WRITTEN TASK: Count every line that has the word "Shift" in it; give no more than the number.

Dataset excerpts

::::

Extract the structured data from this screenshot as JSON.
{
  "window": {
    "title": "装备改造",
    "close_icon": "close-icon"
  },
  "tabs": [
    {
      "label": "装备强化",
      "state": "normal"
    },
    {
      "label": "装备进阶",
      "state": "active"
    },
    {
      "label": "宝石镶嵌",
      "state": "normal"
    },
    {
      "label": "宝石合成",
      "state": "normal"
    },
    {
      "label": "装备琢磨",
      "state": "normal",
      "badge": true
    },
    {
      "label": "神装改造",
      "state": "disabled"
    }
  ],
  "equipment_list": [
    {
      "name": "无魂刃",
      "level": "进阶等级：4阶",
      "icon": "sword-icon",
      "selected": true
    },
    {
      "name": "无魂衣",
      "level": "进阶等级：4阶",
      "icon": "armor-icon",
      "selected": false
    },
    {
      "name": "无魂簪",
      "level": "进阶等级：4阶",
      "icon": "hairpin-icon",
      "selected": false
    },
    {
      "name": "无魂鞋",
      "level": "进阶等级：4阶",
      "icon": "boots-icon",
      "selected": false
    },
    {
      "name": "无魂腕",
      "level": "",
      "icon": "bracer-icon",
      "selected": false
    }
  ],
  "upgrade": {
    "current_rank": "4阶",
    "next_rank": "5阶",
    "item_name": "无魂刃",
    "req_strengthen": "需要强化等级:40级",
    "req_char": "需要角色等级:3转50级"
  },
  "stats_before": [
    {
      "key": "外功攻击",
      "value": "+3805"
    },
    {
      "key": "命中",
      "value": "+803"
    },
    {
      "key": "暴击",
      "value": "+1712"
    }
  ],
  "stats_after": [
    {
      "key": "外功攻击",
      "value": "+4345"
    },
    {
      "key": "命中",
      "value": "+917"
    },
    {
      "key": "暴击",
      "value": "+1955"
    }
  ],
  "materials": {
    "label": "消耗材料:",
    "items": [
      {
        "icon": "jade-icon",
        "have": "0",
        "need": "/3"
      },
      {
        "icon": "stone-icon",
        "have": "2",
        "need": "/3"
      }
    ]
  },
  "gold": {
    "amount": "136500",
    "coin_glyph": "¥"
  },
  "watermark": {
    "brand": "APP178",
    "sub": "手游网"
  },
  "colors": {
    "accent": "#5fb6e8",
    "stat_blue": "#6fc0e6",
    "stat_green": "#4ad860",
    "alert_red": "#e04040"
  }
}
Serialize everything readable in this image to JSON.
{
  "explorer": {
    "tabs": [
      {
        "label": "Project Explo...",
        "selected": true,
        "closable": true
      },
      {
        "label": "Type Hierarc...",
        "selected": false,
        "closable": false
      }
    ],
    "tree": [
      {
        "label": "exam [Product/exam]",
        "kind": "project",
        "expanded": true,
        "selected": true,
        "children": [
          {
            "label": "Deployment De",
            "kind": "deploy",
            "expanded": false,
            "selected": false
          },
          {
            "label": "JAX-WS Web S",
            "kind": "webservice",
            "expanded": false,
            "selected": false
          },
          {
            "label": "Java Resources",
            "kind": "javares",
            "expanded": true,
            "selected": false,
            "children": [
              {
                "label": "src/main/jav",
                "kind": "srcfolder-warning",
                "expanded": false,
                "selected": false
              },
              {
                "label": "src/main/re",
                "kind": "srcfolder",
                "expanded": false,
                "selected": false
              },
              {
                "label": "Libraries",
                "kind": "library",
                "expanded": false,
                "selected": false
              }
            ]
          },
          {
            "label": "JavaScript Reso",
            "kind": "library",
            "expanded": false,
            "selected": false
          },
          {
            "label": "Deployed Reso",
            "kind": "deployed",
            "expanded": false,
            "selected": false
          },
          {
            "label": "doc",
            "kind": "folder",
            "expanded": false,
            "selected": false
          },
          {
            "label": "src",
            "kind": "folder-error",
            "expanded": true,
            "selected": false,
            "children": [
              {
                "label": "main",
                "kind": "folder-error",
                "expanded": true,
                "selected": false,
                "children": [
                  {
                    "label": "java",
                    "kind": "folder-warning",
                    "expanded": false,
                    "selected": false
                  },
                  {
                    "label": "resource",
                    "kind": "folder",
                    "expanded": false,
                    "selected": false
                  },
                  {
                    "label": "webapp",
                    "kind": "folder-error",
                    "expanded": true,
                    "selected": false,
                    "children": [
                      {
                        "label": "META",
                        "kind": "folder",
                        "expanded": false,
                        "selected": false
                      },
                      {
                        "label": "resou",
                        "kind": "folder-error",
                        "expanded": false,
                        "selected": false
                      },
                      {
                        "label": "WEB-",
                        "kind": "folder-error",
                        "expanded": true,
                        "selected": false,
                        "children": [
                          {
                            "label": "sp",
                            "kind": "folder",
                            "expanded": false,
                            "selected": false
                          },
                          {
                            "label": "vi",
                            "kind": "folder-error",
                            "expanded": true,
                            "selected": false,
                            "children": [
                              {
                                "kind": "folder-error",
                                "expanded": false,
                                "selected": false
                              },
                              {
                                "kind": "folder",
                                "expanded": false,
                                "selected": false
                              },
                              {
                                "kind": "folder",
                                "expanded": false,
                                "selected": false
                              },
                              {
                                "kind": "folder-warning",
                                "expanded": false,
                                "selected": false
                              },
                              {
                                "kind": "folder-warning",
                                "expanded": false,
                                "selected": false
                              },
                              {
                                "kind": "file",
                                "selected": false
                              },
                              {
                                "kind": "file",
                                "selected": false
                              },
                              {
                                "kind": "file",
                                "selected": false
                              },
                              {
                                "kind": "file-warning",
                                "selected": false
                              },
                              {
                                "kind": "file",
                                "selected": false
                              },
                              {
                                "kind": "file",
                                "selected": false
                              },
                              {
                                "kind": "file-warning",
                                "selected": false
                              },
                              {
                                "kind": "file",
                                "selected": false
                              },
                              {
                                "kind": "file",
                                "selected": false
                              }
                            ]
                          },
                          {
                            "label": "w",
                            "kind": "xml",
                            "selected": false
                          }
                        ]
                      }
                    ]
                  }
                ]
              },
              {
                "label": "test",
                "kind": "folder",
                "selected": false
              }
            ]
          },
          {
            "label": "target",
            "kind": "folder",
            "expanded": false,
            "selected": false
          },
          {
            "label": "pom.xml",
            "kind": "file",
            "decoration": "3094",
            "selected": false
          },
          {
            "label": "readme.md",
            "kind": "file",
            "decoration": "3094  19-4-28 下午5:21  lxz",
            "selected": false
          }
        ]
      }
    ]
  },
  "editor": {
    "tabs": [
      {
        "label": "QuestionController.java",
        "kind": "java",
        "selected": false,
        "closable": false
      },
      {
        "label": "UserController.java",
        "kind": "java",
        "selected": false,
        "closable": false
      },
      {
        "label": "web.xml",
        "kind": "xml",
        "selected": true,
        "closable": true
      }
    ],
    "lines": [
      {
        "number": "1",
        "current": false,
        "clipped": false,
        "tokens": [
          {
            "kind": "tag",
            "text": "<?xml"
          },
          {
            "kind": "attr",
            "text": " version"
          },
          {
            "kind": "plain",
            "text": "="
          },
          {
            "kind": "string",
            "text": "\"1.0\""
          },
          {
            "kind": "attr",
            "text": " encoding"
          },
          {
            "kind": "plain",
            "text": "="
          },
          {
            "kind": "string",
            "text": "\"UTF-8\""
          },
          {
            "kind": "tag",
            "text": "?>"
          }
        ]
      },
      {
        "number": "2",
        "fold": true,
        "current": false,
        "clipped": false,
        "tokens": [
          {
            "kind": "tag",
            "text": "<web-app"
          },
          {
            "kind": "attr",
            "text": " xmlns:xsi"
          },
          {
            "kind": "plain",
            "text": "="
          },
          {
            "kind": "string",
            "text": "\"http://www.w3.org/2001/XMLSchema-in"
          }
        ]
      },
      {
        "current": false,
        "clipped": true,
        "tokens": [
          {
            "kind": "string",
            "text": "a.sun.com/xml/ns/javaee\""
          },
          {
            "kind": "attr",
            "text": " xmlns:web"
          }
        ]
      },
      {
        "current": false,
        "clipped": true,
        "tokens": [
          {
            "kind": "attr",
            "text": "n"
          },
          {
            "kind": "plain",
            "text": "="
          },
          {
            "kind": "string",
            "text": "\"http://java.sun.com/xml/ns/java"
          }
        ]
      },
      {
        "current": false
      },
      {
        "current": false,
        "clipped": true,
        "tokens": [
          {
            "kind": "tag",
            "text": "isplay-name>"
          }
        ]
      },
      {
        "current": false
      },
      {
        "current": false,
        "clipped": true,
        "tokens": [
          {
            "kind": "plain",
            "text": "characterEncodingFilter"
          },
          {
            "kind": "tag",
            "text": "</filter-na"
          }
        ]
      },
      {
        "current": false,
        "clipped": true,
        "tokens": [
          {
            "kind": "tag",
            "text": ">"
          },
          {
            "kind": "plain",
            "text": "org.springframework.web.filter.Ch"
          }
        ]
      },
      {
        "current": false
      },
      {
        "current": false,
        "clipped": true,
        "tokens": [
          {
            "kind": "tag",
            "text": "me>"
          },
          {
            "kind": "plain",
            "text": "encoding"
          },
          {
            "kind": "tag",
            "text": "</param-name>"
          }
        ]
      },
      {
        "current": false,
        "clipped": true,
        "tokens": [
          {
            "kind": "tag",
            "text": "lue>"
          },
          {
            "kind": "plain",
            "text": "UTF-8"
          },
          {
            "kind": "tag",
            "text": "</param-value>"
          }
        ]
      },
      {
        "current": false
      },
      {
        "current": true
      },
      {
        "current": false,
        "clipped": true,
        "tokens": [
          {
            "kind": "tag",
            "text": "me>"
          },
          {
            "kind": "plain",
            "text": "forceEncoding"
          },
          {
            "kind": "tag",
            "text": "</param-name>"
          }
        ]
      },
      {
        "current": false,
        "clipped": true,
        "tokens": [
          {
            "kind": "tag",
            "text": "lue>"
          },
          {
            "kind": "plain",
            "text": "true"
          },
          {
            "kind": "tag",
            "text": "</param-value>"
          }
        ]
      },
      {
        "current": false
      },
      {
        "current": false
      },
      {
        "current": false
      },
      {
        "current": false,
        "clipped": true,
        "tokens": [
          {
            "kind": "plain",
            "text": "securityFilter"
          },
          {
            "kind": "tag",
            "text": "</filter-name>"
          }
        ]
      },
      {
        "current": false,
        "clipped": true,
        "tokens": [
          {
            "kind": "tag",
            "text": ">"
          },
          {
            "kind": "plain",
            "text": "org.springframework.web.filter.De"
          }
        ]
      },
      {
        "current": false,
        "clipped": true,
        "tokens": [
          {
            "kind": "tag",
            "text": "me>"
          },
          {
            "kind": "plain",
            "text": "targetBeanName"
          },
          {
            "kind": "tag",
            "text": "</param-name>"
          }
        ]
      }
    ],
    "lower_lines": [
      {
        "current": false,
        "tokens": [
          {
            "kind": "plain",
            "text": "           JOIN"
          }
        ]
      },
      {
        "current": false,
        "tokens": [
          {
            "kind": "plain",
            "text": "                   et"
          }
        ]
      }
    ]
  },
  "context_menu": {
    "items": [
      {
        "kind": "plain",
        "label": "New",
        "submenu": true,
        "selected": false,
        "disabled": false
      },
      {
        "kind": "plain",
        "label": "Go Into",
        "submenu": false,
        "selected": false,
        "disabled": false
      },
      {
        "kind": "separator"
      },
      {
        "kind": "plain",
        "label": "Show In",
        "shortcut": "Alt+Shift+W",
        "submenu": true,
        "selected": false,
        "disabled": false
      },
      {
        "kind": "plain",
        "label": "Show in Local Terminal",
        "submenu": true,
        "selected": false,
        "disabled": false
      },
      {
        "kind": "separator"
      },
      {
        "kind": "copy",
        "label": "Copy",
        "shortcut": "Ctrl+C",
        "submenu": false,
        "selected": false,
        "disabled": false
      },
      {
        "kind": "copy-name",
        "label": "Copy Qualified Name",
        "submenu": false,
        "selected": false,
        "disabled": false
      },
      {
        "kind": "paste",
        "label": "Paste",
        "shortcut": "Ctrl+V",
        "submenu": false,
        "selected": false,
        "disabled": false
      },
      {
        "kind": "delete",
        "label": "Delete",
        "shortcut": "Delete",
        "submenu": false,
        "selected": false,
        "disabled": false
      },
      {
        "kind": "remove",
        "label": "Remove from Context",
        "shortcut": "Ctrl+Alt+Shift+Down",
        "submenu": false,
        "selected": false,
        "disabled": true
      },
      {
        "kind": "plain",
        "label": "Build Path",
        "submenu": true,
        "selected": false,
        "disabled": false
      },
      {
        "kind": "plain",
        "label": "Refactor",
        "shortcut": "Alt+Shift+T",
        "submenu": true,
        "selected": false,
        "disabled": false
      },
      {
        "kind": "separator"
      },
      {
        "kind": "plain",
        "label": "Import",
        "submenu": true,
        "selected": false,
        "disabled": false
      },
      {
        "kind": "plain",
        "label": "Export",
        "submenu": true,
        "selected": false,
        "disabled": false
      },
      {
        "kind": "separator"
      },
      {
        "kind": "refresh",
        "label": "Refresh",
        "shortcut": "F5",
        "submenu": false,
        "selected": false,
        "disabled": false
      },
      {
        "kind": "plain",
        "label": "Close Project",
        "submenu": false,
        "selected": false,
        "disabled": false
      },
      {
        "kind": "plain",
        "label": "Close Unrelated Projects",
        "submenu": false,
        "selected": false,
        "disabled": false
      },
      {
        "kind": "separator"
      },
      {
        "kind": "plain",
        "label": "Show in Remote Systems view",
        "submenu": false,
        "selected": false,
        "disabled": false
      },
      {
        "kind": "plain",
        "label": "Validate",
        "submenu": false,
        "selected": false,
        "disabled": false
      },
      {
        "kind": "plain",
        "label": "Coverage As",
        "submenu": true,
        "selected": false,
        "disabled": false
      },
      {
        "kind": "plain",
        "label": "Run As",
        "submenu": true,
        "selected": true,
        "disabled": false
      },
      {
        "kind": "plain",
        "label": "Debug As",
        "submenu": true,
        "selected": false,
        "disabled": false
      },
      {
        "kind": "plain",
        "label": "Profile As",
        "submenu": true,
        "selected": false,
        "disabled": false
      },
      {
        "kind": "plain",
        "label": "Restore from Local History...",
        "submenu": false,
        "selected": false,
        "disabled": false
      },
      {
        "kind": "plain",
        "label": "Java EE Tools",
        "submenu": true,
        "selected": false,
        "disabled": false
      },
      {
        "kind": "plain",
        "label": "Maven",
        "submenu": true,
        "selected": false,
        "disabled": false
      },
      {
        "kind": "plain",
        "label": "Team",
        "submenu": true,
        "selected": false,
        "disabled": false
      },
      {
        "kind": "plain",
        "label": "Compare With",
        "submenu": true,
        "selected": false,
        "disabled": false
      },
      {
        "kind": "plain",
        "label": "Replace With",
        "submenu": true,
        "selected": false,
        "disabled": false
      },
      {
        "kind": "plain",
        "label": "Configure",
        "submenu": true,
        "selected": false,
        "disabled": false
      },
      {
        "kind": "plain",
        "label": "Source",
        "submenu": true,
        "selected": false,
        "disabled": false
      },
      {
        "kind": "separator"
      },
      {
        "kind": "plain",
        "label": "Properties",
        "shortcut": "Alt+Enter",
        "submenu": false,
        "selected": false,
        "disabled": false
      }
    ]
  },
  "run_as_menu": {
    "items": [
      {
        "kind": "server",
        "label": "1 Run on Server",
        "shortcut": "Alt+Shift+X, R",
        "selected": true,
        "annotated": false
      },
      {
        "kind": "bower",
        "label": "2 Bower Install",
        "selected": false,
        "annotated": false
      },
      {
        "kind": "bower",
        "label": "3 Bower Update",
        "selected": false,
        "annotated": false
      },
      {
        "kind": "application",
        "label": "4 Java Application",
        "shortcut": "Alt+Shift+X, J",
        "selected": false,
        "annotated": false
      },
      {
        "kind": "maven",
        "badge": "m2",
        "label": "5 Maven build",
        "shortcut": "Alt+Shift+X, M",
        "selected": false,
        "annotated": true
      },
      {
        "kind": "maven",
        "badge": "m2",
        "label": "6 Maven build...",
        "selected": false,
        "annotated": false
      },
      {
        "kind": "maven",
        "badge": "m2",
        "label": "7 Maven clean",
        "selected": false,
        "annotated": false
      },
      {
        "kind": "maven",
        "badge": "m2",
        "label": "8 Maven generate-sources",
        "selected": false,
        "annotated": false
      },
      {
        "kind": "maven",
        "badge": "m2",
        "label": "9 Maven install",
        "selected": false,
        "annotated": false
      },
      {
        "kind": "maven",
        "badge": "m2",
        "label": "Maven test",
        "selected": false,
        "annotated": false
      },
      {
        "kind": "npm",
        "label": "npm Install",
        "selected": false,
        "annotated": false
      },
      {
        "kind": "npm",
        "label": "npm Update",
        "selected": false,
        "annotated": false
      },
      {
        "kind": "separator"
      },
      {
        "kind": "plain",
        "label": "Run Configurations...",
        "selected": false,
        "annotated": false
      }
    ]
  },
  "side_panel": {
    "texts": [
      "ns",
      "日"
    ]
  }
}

::::

RESULT: 6